[start GIVEN DATA]

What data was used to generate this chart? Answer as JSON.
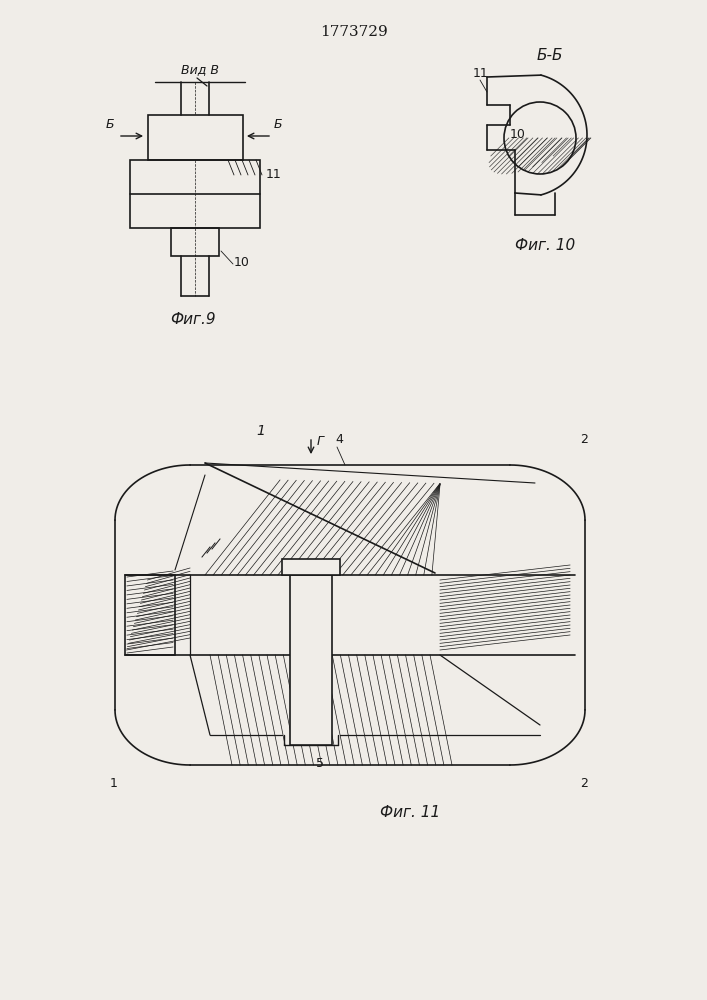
{
  "title": "1773729",
  "fig9_label": "Фиг.9",
  "fig10_label": "Фиг. 10",
  "fig11_label": "Фиг. 11",
  "vid_b_label": "Вид В",
  "bb_label": "Б-Б",
  "line_color": "#1a1a1a",
  "bg_color": "#f0ede8",
  "hatch_color": "#1a1a1a"
}
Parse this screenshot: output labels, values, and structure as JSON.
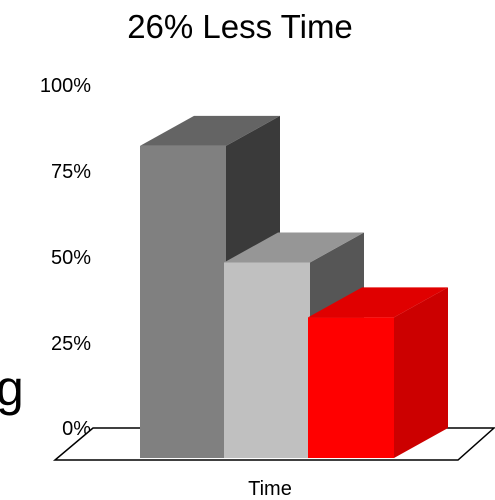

[end GIVEN DATA]

YOUR INSTRUCTIONS:
All records must be output exactly as they are, except for the pictures, which are left out.

ANSWER IN FULL:
What data was used to generate this chart? Answer as JSON.
{
  "title": "1773729",
  "fig9_label": "Фиг.9",
  "fig10_label": "Фиг. 10",
  "fig11_label": "Фиг. 11",
  "vid_b_label": "Вид В",
  "bb_label": "Б-Б",
  "line_color": "#1a1a1a",
  "bg_color": "#f0ede8",
  "hatch_color": "#1a1a1a"
}
Parse this screenshot: output labels, values, and structure as JSON.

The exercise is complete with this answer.